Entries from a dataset
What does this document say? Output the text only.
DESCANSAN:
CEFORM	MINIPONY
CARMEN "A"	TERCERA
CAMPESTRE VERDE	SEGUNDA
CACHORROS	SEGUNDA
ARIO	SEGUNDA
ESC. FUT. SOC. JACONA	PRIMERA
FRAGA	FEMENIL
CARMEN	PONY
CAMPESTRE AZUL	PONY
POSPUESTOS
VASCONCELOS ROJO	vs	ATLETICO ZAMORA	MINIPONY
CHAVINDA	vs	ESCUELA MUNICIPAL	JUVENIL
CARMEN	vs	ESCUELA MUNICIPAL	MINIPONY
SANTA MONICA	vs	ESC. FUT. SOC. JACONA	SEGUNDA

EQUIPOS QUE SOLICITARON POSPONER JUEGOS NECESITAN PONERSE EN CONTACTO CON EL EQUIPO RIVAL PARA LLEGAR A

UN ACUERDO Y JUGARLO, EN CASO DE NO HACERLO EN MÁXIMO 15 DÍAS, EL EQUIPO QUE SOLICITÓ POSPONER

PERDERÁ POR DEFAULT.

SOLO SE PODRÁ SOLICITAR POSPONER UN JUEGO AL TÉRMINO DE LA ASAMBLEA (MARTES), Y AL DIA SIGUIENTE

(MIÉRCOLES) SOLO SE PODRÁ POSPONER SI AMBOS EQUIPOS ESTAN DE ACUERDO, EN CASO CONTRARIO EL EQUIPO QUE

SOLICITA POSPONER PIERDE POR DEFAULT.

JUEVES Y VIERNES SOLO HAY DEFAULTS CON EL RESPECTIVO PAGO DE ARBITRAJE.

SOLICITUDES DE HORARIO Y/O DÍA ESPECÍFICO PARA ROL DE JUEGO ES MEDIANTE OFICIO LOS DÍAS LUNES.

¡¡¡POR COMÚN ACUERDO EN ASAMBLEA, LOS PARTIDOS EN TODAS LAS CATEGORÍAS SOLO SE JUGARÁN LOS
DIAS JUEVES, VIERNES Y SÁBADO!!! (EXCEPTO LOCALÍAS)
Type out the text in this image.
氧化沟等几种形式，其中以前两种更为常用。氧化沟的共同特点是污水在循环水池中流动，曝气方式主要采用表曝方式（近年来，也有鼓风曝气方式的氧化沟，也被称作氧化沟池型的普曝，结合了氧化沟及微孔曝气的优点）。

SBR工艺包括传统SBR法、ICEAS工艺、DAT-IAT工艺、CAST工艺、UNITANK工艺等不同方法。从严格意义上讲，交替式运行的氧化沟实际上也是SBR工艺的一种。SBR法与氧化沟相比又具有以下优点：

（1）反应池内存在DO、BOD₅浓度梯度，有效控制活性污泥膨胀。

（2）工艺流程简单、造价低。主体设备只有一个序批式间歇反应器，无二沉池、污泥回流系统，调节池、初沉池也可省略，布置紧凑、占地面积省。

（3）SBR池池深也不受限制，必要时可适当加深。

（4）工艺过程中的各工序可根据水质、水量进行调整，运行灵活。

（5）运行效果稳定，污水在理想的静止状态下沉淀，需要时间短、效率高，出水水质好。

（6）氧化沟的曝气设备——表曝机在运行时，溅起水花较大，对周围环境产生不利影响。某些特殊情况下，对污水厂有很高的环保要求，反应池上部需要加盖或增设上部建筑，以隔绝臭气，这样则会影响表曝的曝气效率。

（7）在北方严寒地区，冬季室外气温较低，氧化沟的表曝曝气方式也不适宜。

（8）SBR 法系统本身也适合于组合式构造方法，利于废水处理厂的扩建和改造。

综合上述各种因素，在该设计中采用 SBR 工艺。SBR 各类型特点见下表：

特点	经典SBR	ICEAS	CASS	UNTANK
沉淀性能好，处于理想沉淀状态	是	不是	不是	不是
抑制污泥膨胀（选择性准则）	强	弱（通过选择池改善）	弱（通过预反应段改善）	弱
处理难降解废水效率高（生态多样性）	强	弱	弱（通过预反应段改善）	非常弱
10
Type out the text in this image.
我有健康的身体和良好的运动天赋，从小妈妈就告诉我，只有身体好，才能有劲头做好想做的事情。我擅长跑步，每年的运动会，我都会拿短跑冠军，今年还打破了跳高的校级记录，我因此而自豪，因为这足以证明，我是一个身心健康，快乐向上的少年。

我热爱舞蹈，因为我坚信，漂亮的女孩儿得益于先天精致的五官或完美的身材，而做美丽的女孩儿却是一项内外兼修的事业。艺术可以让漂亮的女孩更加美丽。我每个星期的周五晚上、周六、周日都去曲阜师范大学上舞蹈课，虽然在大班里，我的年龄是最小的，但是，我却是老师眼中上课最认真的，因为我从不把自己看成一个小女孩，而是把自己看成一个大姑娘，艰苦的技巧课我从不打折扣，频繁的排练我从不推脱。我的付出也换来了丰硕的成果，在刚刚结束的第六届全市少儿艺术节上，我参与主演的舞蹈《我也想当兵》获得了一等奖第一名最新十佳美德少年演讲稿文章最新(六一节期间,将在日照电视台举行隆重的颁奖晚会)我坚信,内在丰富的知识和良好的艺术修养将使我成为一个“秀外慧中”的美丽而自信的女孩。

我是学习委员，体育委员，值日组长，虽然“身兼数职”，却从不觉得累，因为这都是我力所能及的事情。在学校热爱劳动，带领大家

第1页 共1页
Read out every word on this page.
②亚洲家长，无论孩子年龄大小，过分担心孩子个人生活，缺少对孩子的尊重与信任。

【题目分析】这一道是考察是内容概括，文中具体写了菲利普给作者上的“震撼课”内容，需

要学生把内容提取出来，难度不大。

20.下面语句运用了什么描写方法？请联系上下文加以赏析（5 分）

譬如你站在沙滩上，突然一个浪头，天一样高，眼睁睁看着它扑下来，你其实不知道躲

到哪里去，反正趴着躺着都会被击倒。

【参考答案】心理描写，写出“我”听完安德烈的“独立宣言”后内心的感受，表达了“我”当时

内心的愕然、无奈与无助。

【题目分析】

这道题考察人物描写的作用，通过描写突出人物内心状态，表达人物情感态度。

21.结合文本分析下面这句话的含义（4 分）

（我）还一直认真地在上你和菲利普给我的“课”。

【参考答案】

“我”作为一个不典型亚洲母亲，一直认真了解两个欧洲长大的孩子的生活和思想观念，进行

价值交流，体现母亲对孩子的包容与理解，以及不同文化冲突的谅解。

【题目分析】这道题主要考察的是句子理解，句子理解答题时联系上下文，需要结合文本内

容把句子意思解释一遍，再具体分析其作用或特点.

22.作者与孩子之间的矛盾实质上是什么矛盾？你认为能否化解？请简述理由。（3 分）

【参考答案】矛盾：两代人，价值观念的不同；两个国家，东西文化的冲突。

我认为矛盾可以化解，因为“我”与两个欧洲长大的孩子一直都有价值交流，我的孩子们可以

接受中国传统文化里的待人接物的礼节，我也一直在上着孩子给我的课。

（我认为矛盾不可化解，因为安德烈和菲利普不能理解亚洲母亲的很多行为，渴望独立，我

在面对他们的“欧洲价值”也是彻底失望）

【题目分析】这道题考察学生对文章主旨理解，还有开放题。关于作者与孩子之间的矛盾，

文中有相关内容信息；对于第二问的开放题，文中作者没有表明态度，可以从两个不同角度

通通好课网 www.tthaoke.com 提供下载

* **Direction**: Locate "Read out every word on this page." in the material, then quote the line that contains it and all lines after it through the final one.

* **Result of the task**:
Read out every word on this page.
②亚洲家长，无论孩子年龄大小，过分担心孩子个人生活，缺少对孩子的尊重与信任。

【题目分析】这一道是考察是内容概括，文中具体写了菲利普给作者上的“震撼课”内容，需

要学生把内容提取出来，难度不大。

20.下面语句运用了什么描写方法？请联系上下文加以赏析（5 分）

譬如你站在沙滩上，突然一个浪头，天一样高，眼睁睁看着它扑下来，你其实不知道躲

到哪里去，反正趴着躺着都会被击倒。

【参考答案】心理描写，写出“我”听完安德烈的“独立宣言”后内心的感受，表达了“我”当时

内心的愕然、无奈与无助。

【题目分析】

这道题考察人物描写的作用，通过描写突出人物内心状态，表达人物情感态度。

21.结合文本分析下面这句话的含义（4 分）

（我）还一直认真地在上你和菲利普给我的“课”。

【参考答案】

“我”作为一个不典型亚洲母亲，一直认真了解两个欧洲长大的孩子的生活和思想观念，进行

价值交流，体现母亲对孩子的包容与理解，以及不同文化冲突的谅解。

【题目分析】这道题主要考察的是句子理解，句子理解答题时联系上下文，需要结合文本内

容把句子意思解释一遍，再具体分析其作用或特点.

22.作者与孩子之间的矛盾实质上是什么矛盾？你认为能否化解？请简述理由。（3 分）

【参考答案】矛盾：两代人，价值观念的不同；两个国家，东西文化的冲突。

我认为矛盾可以化解，因为“我”与两个欧洲长大的孩子一直都有价值交流，我的孩子们可以

接受中国传统文化里的待人接物的礼节，我也一直在上着孩子给我的课。

（我认为矛盾不可化解，因为安德烈和菲利普不能理解亚洲母亲的很多行为，渴望独立，我

在面对他们的“欧洲价值”也是彻底失望）

【题目分析】这道题考察学生对文章主旨理解，还有开放题。关于作者与孩子之间的矛盾，

文中有相关内容信息；对于第二问的开放题，文中作者没有表明态度，可以从两个不同角度

通通好课网 www.tthaoke.com 提供下载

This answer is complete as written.